Stored data entries:
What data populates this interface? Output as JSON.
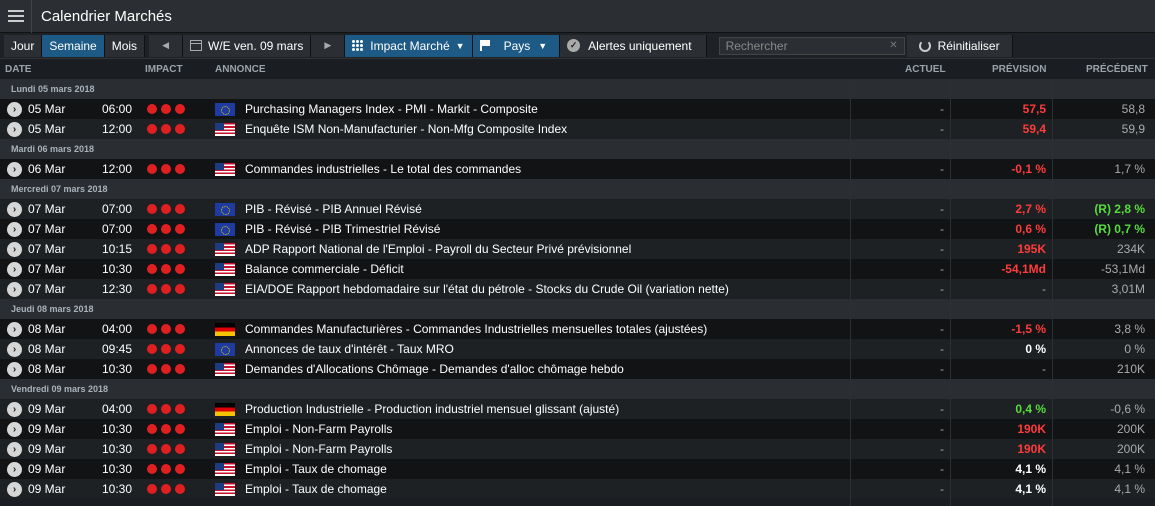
{
  "title": "Calendrier Marchés",
  "toolbar": {
    "jour": "Jour",
    "semaine": "Semaine",
    "mois": "Mois",
    "date_range": "W/E ven. 09 mars",
    "impact": "Impact Marché",
    "pays": "Pays",
    "alertes": "Alertes uniquement",
    "search_placeholder": "Rechercher",
    "reset": "Réinitialiser"
  },
  "columns": {
    "date": "DATE",
    "impact": "IMPACT",
    "annonce": "ANNONCE",
    "actuel": "ACTUEL",
    "prevision": "PRÉVISION",
    "precedent": "PRÉCÉDENT"
  },
  "groups": [
    {
      "label": "Lundi 05 mars 2018",
      "rows": [
        {
          "date": "05 Mar",
          "time": "06:00",
          "flag": "eu",
          "announcement": "Purchasing Managers Index - PMI - Markit - Composite",
          "actual": "-",
          "forecast": "57,5",
          "forecast_color": "red",
          "previous": "58,8",
          "previous_color": "grey"
        },
        {
          "date": "05 Mar",
          "time": "12:00",
          "flag": "us",
          "announcement": "Enquête ISM Non-Manufacturier - Non-Mfg Composite Index",
          "actual": "-",
          "forecast": "59,4",
          "forecast_color": "red",
          "previous": "59,9",
          "previous_color": "grey"
        }
      ]
    },
    {
      "label": "Mardi 06 mars 2018",
      "rows": [
        {
          "date": "06 Mar",
          "time": "12:00",
          "flag": "us",
          "announcement": "Commandes industrielles - Le total des commandes",
          "actual": "-",
          "forecast": "-0,1 %",
          "forecast_color": "red",
          "previous": "1,7 %",
          "previous_color": "grey"
        }
      ]
    },
    {
      "label": "Mercredi 07 mars 2018",
      "rows": [
        {
          "date": "07 Mar",
          "time": "07:00",
          "flag": "eu",
          "announcement": "PIB - Révisé - PIB Annuel Révisé",
          "actual": "-",
          "forecast": "2,7 %",
          "forecast_color": "red",
          "previous": "(R) 2,8 %",
          "previous_color": "green"
        },
        {
          "date": "07 Mar",
          "time": "07:00",
          "flag": "eu",
          "announcement": "PIB - Révisé - PIB Trimestriel Révisé",
          "actual": "-",
          "forecast": "0,6 %",
          "forecast_color": "red",
          "previous": "(R) 0,7 %",
          "previous_color": "green"
        },
        {
          "date": "07 Mar",
          "time": "10:15",
          "flag": "us",
          "announcement": "ADP Rapport National de l'Emploi - Payroll du Secteur Privé prévisionnel",
          "actual": "-",
          "forecast": "195K",
          "forecast_color": "red",
          "previous": "234K",
          "previous_color": "grey"
        },
        {
          "date": "07 Mar",
          "time": "10:30",
          "flag": "us",
          "announcement": "Balance commerciale - Déficit",
          "actual": "-",
          "forecast": "-54,1Md",
          "forecast_color": "red",
          "previous": "-53,1Md",
          "previous_color": "grey"
        },
        {
          "date": "07 Mar",
          "time": "12:30",
          "flag": "us",
          "announcement": "EIA/DOE Rapport hebdomadaire sur l'état du pétrole - Stocks du Crude Oil (variation nette)",
          "actual": "-",
          "forecast": "-",
          "forecast_color": "grey",
          "previous": "3,01M",
          "previous_color": "grey"
        }
      ]
    },
    {
      "label": "Jeudi 08 mars 2018",
      "rows": [
        {
          "date": "08 Mar",
          "time": "04:00",
          "flag": "de",
          "announcement": "Commandes Manufacturières - Commandes Industrielles mensuelles totales (ajustées)",
          "actual": "-",
          "forecast": "-1,5 %",
          "forecast_color": "red",
          "previous": "3,8 %",
          "previous_color": "grey"
        },
        {
          "date": "08 Mar",
          "time": "09:45",
          "flag": "eu",
          "announcement": "Annonces de taux d'intérêt - Taux MRO",
          "actual": "-",
          "forecast": "0 %",
          "forecast_color": "white",
          "previous": "0 %",
          "previous_color": "grey"
        },
        {
          "date": "08 Mar",
          "time": "10:30",
          "flag": "us",
          "announcement": "Demandes d'Allocations Chômage - Demandes d'alloc chômage hebdo",
          "actual": "-",
          "forecast": "-",
          "forecast_color": "grey",
          "previous": "210K",
          "previous_color": "grey"
        }
      ]
    },
    {
      "label": "Vendredi 09 mars 2018",
      "rows": [
        {
          "date": "09 Mar",
          "time": "04:00",
          "flag": "de",
          "announcement": "Production Industrielle - Production industriel mensuel glissant (ajusté)",
          "actual": "-",
          "forecast": "0,4 %",
          "forecast_color": "green",
          "previous": "-0,6 %",
          "previous_color": "grey"
        },
        {
          "date": "09 Mar",
          "time": "10:30",
          "flag": "us",
          "announcement": "Emploi - Non-Farm Payrolls",
          "actual": "-",
          "forecast": "190K",
          "forecast_color": "red",
          "previous": "200K",
          "previous_color": "grey"
        },
        {
          "date": "09 Mar",
          "time": "10:30",
          "flag": "us",
          "announcement": "Emploi - Non-Farm Payrolls",
          "actual": "-",
          "forecast": "190K",
          "forecast_color": "red",
          "previous": "200K",
          "previous_color": "grey"
        },
        {
          "date": "09 Mar",
          "time": "10:30",
          "flag": "us",
          "announcement": "Emploi - Taux de chomage",
          "actual": "-",
          "forecast": "4,1 %",
          "forecast_color": "white",
          "previous": "4,1 %",
          "previous_color": "grey"
        },
        {
          "date": "09 Mar",
          "time": "10:30",
          "flag": "us",
          "announcement": "Emploi - Taux de chomage",
          "actual": "-",
          "forecast": "4,1 %",
          "forecast_color": "white",
          "previous": "4,1 %",
          "previous_color": "grey"
        }
      ]
    }
  ]
}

WORK INSTRUCTIONS: Exclude every picture and copy the remaining data exactly.

REPLY:
What data populates this interface? Output as JSON.
{
  "title": "Calendrier Marchés",
  "toolbar": {
    "jour": "Jour",
    "semaine": "Semaine",
    "mois": "Mois",
    "date_range": "W/E ven. 09 mars",
    "impact": "Impact Marché",
    "pays": "Pays",
    "alertes": "Alertes uniquement",
    "search_placeholder": "Rechercher",
    "reset": "Réinitialiser"
  },
  "columns": {
    "date": "DATE",
    "impact": "IMPACT",
    "annonce": "ANNONCE",
    "actuel": "ACTUEL",
    "prevision": "PRÉVISION",
    "precedent": "PRÉCÉDENT"
  },
  "groups": [
    {
      "label": "Lundi 05 mars 2018",
      "rows": [
        {
          "date": "05 Mar",
          "time": "06:00",
          "flag": "eu",
          "announcement": "Purchasing Managers Index - PMI - Markit - Composite",
          "actual": "-",
          "forecast": "57,5",
          "forecast_color": "red",
          "previous": "58,8",
          "previous_color": "grey"
        },
        {
          "date": "05 Mar",
          "time": "12:00",
          "flag": "us",
          "announcement": "Enquête ISM Non-Manufacturier - Non-Mfg Composite Index",
          "actual": "-",
          "forecast": "59,4",
          "forecast_color": "red",
          "previous": "59,9",
          "previous_color": "grey"
        }
      ]
    },
    {
      "label": "Mardi 06 mars 2018",
      "rows": [
        {
          "date": "06 Mar",
          "time": "12:00",
          "flag": "us",
          "announcement": "Commandes industrielles - Le total des commandes",
          "actual": "-",
          "forecast": "-0,1 %",
          "forecast_color": "red",
          "previous": "1,7 %",
          "previous_color": "grey"
        }
      ]
    },
    {
      "label": "Mercredi 07 mars 2018",
      "rows": [
        {
          "date": "07 Mar",
          "time": "07:00",
          "flag": "eu",
          "announcement": "PIB - Révisé - PIB Annuel Révisé",
          "actual": "-",
          "forecast": "2,7 %",
          "forecast_color": "red",
          "previous": "(R) 2,8 %",
          "previous_color": "green"
        },
        {
          "date": "07 Mar",
          "time": "07:00",
          "flag": "eu",
          "announcement": "PIB - Révisé - PIB Trimestriel Révisé",
          "actual": "-",
          "forecast": "0,6 %",
          "forecast_color": "red",
          "previous": "(R) 0,7 %",
          "previous_color": "green"
        },
        {
          "date": "07 Mar",
          "time": "10:15",
          "flag": "us",
          "announcement": "ADP Rapport National de l'Emploi - Payroll du Secteur Privé prévisionnel",
          "actual": "-",
          "forecast": "195K",
          "forecast_color": "red",
          "previous": "234K",
          "previous_color": "grey"
        },
        {
          "date": "07 Mar",
          "time": "10:30",
          "flag": "us",
          "announcement": "Balance commerciale - Déficit",
          "actual": "-",
          "forecast": "-54,1Md",
          "forecast_color": "red",
          "previous": "-53,1Md",
          "previous_color": "grey"
        },
        {
          "date": "07 Mar",
          "time": "12:30",
          "flag": "us",
          "announcement": "EIA/DOE Rapport hebdomadaire sur l'état du pétrole - Stocks du Crude Oil (variation nette)",
          "actual": "-",
          "forecast": "-",
          "forecast_color": "grey",
          "previous": "3,01M",
          "previous_color": "grey"
        }
      ]
    },
    {
      "label": "Jeudi 08 mars 2018",
      "rows": [
        {
          "date": "08 Mar",
          "time": "04:00",
          "flag": "de",
          "announcement": "Commandes Manufacturières - Commandes Industrielles mensuelles totales (ajustées)",
          "actual": "-",
          "forecast": "-1,5 %",
          "forecast_color": "red",
          "previous": "3,8 %",
          "previous_color": "grey"
        },
        {
          "date": "08 Mar",
          "time": "09:45",
          "flag": "eu",
          "announcement": "Annonces de taux d'intérêt - Taux MRO",
          "actual": "-",
          "forecast": "0 %",
          "forecast_color": "white",
          "previous": "0 %",
          "previous_color": "grey"
        },
        {
          "date": "08 Mar",
          "time": "10:30",
          "flag": "us",
          "announcement": "Demandes d'Allocations Chômage - Demandes d'alloc chômage hebdo",
          "actual": "-",
          "forecast": "-",
          "forecast_color": "grey",
          "previous": "210K",
          "previous_color": "grey"
        }
      ]
    },
    {
      "label": "Vendredi 09 mars 2018",
      "rows": [
        {
          "date": "09 Mar",
          "time": "04:00",
          "flag": "de",
          "announcement": "Production Industrielle - Production industriel mensuel glissant (ajusté)",
          "actual": "-",
          "forecast": "0,4 %",
          "forecast_color": "green",
          "previous": "-0,6 %",
          "previous_color": "grey"
        },
        {
          "date": "09 Mar",
          "time": "10:30",
          "flag": "us",
          "announcement": "Emploi - Non-Farm Payrolls",
          "actual": "-",
          "forecast": "190K",
          "forecast_color": "red",
          "previous": "200K",
          "previous_color": "grey"
        },
        {
          "date": "09 Mar",
          "time": "10:30",
          "flag": "us",
          "announcement": "Emploi - Non-Farm Payrolls",
          "actual": "-",
          "forecast": "190K",
          "forecast_color": "red",
          "previous": "200K",
          "previous_color": "grey"
        },
        {
          "date": "09 Mar",
          "time": "10:30",
          "flag": "us",
          "announcement": "Emploi - Taux de chomage",
          "actual": "-",
          "forecast": "4,1 %",
          "forecast_color": "white",
          "previous": "4,1 %",
          "previous_color": "grey"
        },
        {
          "date": "09 Mar",
          "time": "10:30",
          "flag": "us",
          "announcement": "Emploi - Taux de chomage",
          "actual": "-",
          "forecast": "4,1 %",
          "forecast_color": "white",
          "previous": "4,1 %",
          "previous_color": "grey"
        }
      ]
    }
  ]
}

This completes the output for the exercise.